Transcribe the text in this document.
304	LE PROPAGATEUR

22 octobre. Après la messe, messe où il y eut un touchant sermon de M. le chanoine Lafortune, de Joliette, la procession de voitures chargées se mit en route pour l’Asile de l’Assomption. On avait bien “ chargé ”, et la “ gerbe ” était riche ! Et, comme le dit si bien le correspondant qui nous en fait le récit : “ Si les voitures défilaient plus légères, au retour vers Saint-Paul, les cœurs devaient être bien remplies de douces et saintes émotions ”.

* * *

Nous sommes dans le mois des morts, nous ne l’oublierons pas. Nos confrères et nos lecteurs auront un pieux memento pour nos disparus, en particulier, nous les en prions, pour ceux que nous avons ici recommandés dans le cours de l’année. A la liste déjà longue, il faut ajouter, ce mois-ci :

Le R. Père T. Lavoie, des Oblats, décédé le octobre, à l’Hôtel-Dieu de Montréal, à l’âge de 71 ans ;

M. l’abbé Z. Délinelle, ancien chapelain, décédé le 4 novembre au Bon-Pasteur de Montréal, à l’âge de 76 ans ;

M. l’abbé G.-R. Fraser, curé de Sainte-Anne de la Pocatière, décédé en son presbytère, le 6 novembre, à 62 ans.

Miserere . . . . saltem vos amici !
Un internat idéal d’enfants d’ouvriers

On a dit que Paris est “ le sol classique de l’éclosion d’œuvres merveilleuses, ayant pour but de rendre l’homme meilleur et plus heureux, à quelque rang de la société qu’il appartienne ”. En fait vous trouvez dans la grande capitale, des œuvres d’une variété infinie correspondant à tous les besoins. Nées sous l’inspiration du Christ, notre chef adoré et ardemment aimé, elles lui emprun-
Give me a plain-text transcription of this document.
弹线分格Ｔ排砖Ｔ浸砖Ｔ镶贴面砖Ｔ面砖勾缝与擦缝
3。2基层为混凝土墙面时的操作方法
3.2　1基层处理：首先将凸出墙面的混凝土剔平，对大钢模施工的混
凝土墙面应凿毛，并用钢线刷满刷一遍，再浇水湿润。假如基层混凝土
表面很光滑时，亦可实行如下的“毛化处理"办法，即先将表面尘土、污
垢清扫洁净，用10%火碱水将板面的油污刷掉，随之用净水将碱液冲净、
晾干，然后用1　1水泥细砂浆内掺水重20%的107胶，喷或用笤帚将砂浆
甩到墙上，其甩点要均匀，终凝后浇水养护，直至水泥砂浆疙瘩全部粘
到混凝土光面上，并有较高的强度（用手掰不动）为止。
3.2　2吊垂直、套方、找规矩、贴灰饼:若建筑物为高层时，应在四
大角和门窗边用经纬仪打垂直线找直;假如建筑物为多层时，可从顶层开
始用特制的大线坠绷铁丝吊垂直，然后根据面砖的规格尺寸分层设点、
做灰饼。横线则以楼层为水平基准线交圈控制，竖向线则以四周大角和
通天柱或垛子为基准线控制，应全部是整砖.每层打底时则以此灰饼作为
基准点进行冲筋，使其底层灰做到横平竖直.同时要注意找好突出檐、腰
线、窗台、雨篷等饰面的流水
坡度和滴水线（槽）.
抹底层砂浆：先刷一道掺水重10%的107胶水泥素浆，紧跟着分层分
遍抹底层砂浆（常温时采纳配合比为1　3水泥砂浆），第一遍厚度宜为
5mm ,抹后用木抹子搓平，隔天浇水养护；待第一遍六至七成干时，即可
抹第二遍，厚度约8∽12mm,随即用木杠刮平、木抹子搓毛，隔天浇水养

★ ★ ★ ★

Track down every line holding the string "novembre" and copy it.

## Complete answer
M. l’abbé Z. Délinelle, ancien chapelain, décédé le 4 novembre au Bon-Pasteur de Montréal, à l’âge de 76 ans ;
M. l’abbé G.-R. Fraser, curé de Sainte-Anne de la Pocatière, décédé en son presbytère, le 6 novembre, à 62 ans.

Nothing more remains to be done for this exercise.